**WHAT YOU WILL DO**
Which lines below hold the word "JSON"? Copy all of them.

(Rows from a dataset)
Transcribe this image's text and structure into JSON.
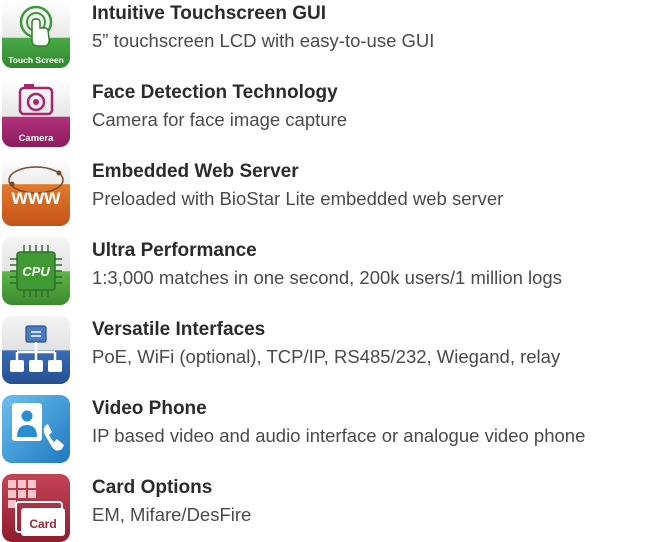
{
  "features": [
    {
      "title": "Intuitive Touchscreen GUI",
      "description": "5” touchscreen LCD with easy-to-use GUI",
      "icon": "touch-screen-icon",
      "icon_label": "Touch Screen",
      "color": "#3d9a3a"
    },
    {
      "title": "Face Detection Technology",
      "description": "Camera for face image capture",
      "icon": "camera-icon",
      "icon_label": "Camera",
      "color": "#a8246e"
    },
    {
      "title": "Embedded Web Server",
      "description": "Preloaded with BioStar Lite embedded web server",
      "icon": "www-icon",
      "icon_label": "www",
      "color": "#d8651c"
    },
    {
      "title": "Ultra Performance",
      "description": "1:3,000 matches in one second, 200k users/1 million logs",
      "icon": "cpu-icon",
      "icon_label": "CPU",
      "color": "#4fa33c"
    },
    {
      "title": "Versatile Interfaces",
      "description": "PoE, WiFi (optional), TCP/IP, RS485/232, Wiegand, relay",
      "icon": "network-icon",
      "icon_label": "",
      "color": "#2f5da8"
    },
    {
      "title": "Video Phone",
      "description": "IP based video and audio interface or analogue video phone",
      "icon": "video-phone-icon",
      "icon_label": "",
      "color": "#2a8fd0"
    },
    {
      "title": "Card Options",
      "description": "EM, Mifare/DesFire",
      "icon": "card-icon",
      "icon_label": "Card",
      "color": "#b02a3c"
    }
  ]
}
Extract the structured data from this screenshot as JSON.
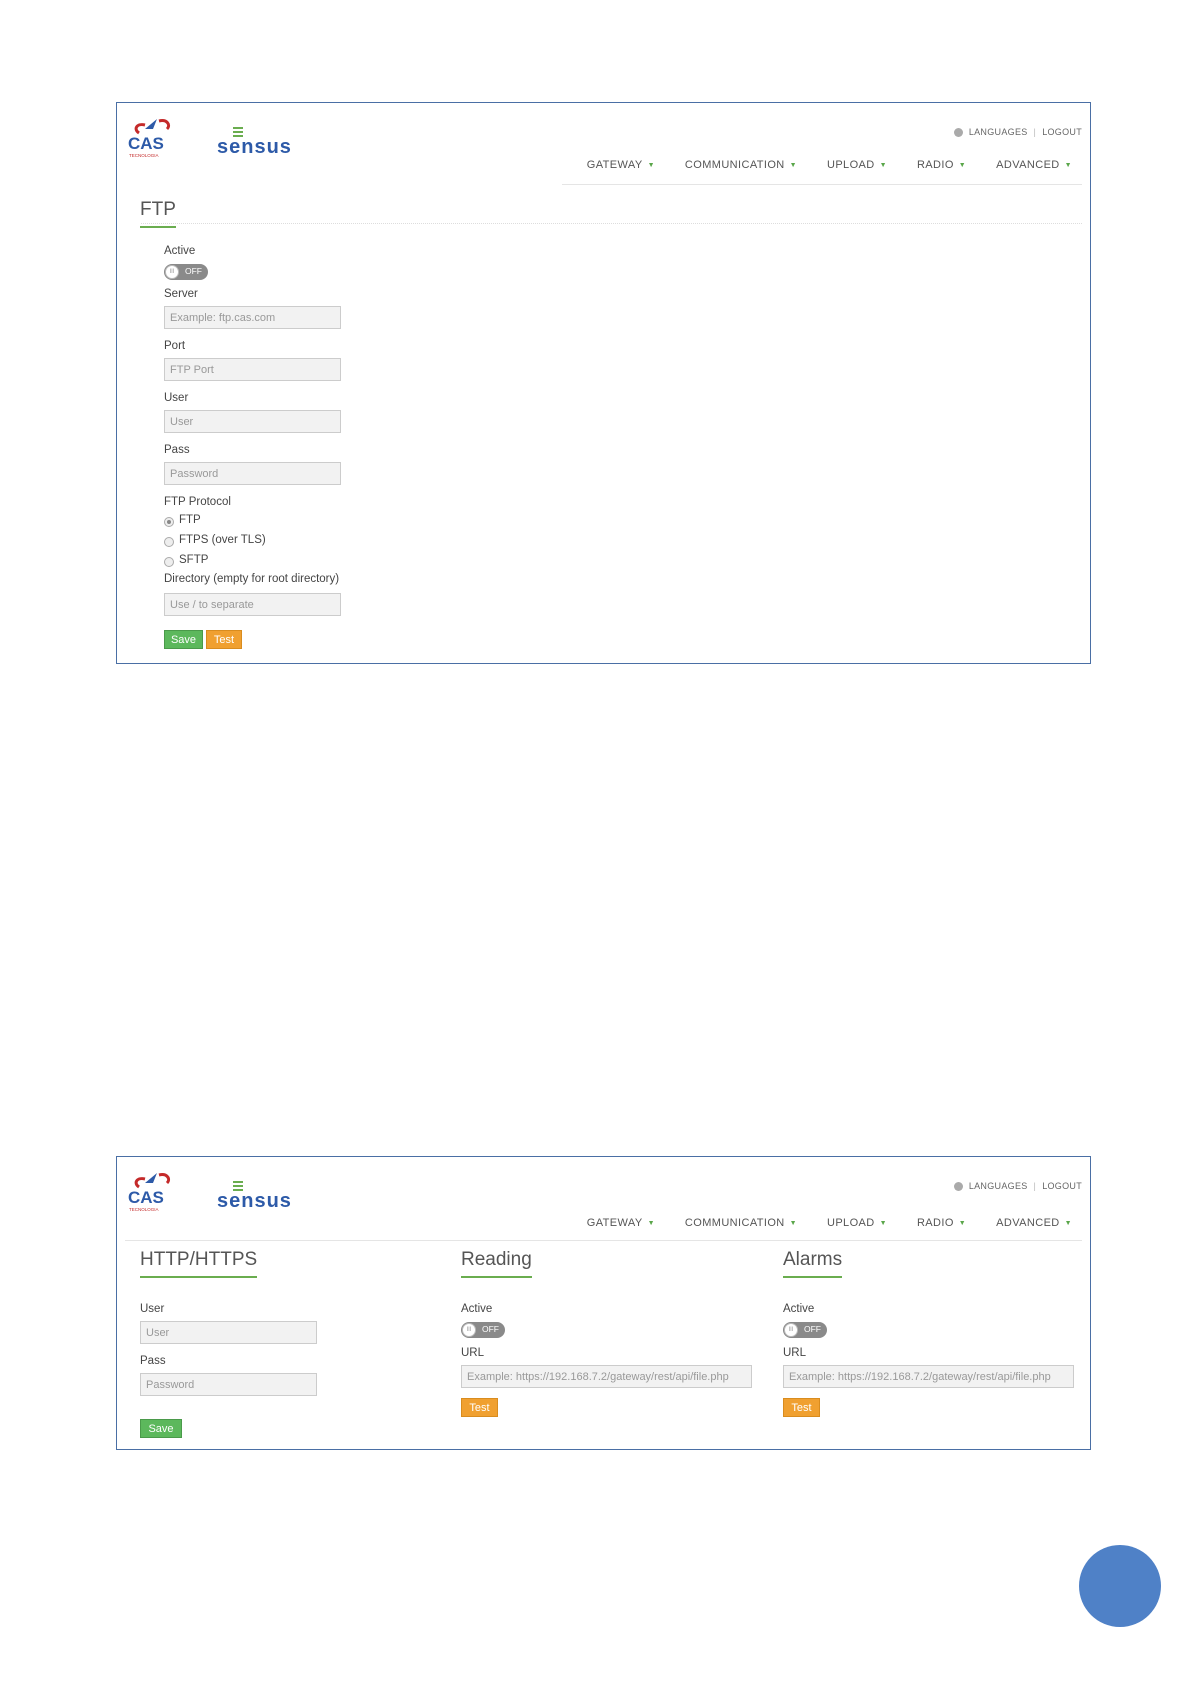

**EXERCISE RESULT**
Transcribe this image's text and structure into JSON.
Extract the structured data from this screenshot as JSON.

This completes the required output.